§ **STATED PROBLEM**
Will you transcribe all the entries word for word, skipping the pictures they hold?

§ **TASK INPUT**
★ ★ ★ ★ ★

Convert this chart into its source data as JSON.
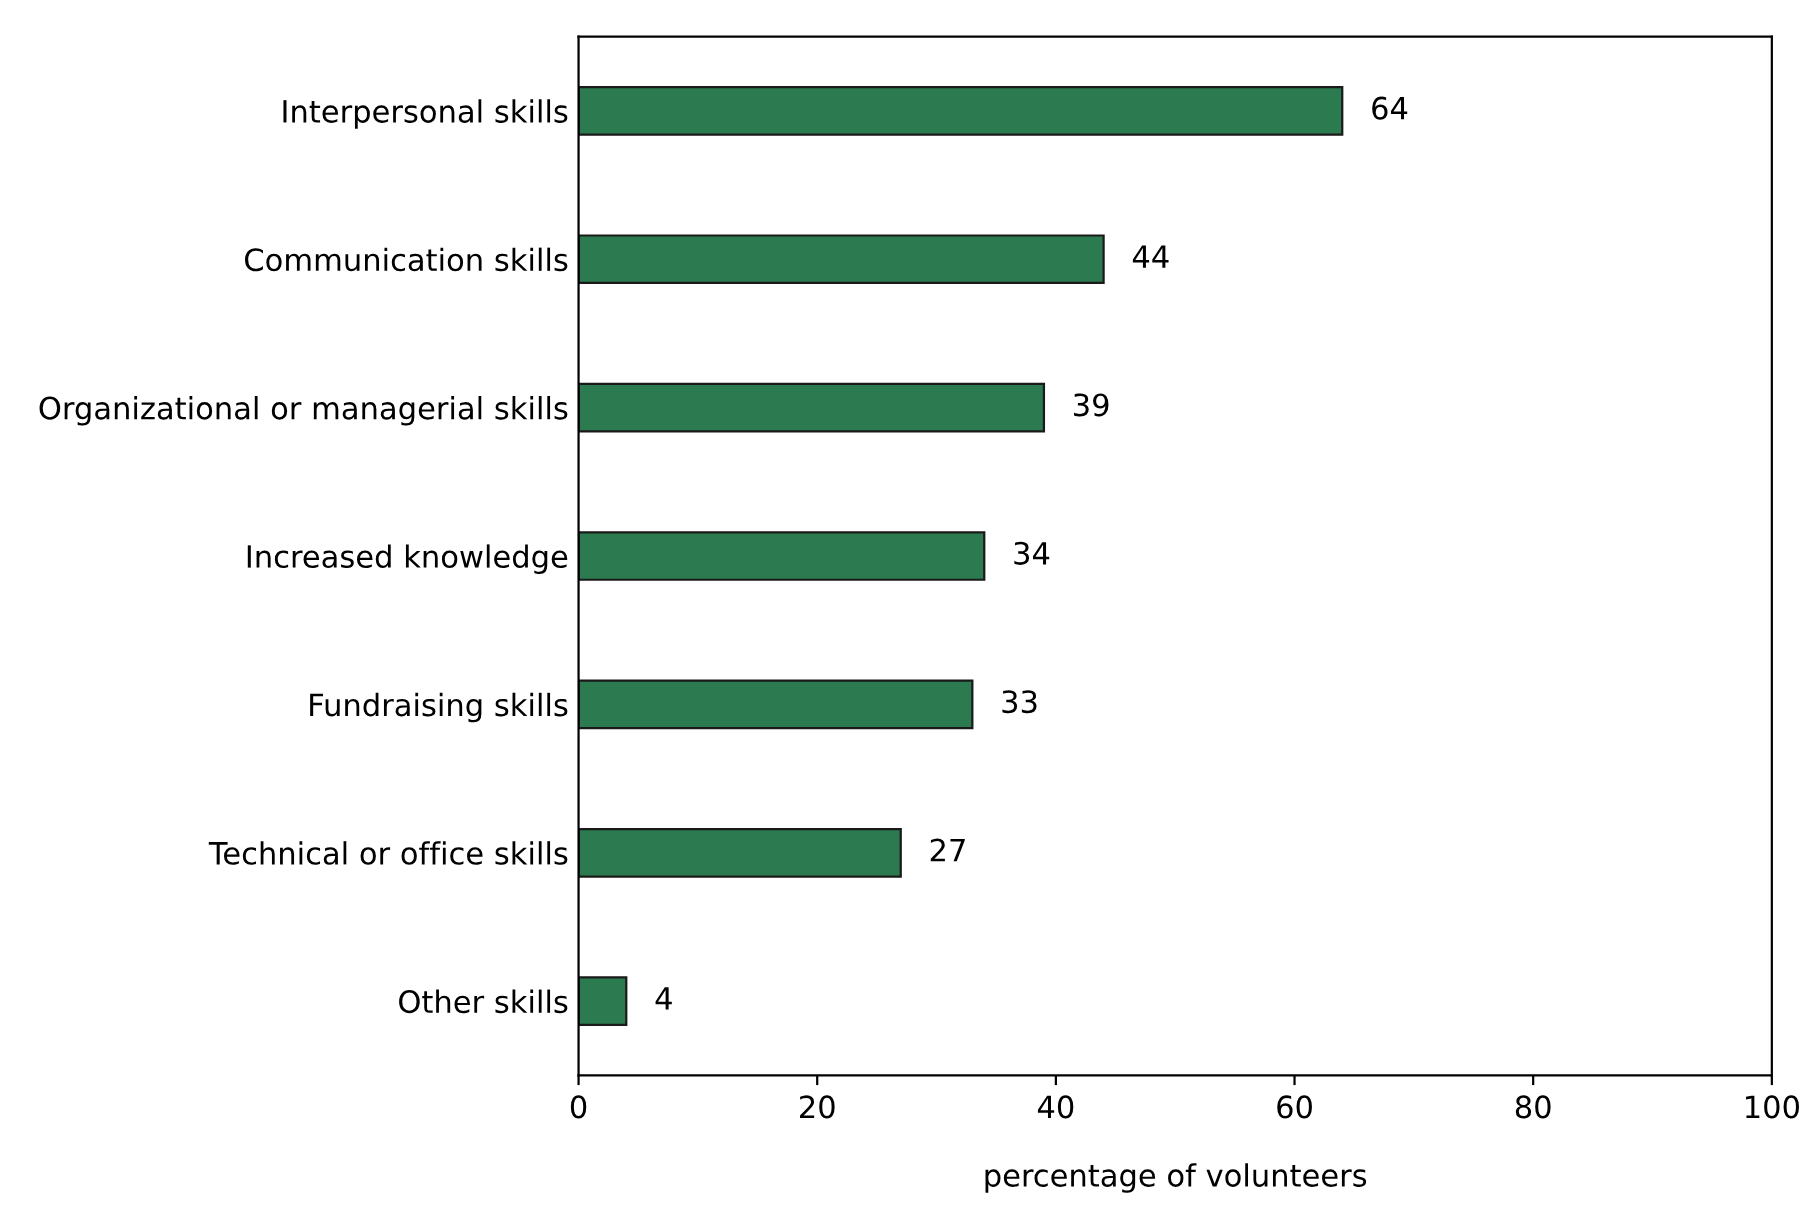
{
  "chart_data": {
    "type": "bar",
    "orientation": "horizontal",
    "xlabel": "percentage of volunteers",
    "categories": [
      "Interpersonal skills",
      "Communication skills",
      "Organizational or managerial skills",
      "Increased knowledge",
      "Fundraising skills",
      "Technical or office skills",
      "Other skills"
    ],
    "values": [
      64,
      44,
      39,
      34,
      33,
      27,
      4
    ],
    "color": "#2b7a50",
    "xlim": [
      0,
      100
    ],
    "xticks": [
      0,
      20,
      40,
      60,
      80,
      100
    ],
    "grid": false,
    "data_labels": true
  }
}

★ ★ ★ ★ ★

§ **SOLUTION TO THE PROBLEM**
Convert this chart into its source data as JSON.
{
  "chart_data": {
    "type": "bar",
    "orientation": "horizontal",
    "xlabel": "percentage of volunteers",
    "categories": [
      "Interpersonal skills",
      "Communication skills",
      "Organizational or managerial skills",
      "Increased knowledge",
      "Fundraising skills",
      "Technical or office skills",
      "Other skills"
    ],
    "values": [
      64,
      44,
      39,
      34,
      33,
      27,
      4
    ],
    "color": "#2b7a50",
    "xlim": [
      0,
      100
    ],
    "xticks": [
      0,
      20,
      40,
      60,
      80,
      100
    ],
    "grid": false,
    "data_labels": true
  }
}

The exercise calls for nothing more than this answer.